TASK DESCRIPTION: Show every line where "Details" occurs.
** begin DATASET EXTRACT **
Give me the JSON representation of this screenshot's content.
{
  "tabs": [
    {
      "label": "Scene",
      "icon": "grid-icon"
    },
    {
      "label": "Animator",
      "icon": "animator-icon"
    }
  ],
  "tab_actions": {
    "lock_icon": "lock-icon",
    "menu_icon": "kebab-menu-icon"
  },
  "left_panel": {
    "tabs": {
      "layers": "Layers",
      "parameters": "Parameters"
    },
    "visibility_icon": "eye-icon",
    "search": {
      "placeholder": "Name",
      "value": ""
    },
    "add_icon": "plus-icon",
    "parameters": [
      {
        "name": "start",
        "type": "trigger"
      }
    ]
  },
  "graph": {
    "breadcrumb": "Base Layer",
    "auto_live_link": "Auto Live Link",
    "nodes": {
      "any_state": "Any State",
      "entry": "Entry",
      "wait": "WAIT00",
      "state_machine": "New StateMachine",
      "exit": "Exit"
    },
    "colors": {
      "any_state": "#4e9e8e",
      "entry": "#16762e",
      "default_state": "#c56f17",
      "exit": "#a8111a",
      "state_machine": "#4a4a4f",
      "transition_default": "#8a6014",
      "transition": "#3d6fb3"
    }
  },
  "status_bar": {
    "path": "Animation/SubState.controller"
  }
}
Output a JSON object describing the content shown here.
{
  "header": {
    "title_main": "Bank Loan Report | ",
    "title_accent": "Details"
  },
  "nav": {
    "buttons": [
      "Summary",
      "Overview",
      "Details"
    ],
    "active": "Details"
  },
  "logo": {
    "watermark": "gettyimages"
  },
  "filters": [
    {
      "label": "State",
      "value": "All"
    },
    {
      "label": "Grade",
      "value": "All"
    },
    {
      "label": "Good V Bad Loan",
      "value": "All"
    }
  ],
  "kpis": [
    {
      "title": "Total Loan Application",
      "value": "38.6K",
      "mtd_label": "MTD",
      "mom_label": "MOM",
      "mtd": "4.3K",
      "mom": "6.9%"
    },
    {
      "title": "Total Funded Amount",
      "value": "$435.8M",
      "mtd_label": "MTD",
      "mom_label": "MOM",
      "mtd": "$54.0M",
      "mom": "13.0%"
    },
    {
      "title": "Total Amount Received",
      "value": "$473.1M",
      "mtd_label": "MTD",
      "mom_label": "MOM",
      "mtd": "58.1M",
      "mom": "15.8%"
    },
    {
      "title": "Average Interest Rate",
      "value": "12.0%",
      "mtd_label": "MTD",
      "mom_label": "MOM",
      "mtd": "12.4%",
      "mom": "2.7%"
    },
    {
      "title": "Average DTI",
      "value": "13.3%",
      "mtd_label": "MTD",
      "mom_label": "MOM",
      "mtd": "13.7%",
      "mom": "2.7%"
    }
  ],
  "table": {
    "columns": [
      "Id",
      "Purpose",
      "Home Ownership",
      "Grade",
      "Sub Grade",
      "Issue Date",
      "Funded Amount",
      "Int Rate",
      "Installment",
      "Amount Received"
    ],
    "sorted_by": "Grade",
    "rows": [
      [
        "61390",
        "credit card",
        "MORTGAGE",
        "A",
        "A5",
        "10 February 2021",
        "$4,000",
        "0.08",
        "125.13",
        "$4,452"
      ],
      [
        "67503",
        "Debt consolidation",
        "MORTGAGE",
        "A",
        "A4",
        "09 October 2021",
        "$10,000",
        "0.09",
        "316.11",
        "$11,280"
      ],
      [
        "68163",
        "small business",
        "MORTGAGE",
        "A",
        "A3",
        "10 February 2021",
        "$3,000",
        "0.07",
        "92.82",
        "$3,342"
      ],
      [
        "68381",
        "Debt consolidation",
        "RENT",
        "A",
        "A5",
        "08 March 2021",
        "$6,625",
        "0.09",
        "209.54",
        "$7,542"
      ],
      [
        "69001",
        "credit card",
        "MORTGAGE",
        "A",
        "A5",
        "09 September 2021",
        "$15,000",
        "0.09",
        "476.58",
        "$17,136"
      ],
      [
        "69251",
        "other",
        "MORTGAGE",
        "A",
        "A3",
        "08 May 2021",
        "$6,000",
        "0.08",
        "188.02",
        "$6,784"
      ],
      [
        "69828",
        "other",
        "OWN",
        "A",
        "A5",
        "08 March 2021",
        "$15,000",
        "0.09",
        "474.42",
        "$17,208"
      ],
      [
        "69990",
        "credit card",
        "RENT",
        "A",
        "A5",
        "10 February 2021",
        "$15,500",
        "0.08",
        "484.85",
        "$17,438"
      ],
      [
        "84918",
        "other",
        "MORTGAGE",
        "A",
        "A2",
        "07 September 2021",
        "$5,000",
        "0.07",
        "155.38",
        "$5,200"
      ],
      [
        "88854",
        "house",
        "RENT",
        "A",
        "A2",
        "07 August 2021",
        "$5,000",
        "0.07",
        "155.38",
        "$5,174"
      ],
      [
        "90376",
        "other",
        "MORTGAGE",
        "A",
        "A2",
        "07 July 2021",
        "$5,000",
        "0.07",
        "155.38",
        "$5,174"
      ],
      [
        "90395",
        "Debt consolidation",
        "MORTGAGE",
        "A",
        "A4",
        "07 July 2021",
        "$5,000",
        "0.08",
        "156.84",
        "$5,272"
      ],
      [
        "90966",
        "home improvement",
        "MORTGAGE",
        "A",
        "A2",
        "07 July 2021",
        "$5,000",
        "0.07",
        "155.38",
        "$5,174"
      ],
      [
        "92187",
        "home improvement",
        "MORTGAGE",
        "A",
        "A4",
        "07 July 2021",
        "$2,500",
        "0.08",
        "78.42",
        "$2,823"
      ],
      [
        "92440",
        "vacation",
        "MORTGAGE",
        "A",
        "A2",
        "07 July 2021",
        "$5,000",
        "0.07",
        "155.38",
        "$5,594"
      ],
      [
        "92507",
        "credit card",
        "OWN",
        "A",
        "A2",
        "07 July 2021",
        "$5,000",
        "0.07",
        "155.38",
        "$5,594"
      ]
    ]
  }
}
** end DATASET EXTRACT **
FINISHED TASK:
    "title_accent": "Details"
      "Details"
    "active": "Details"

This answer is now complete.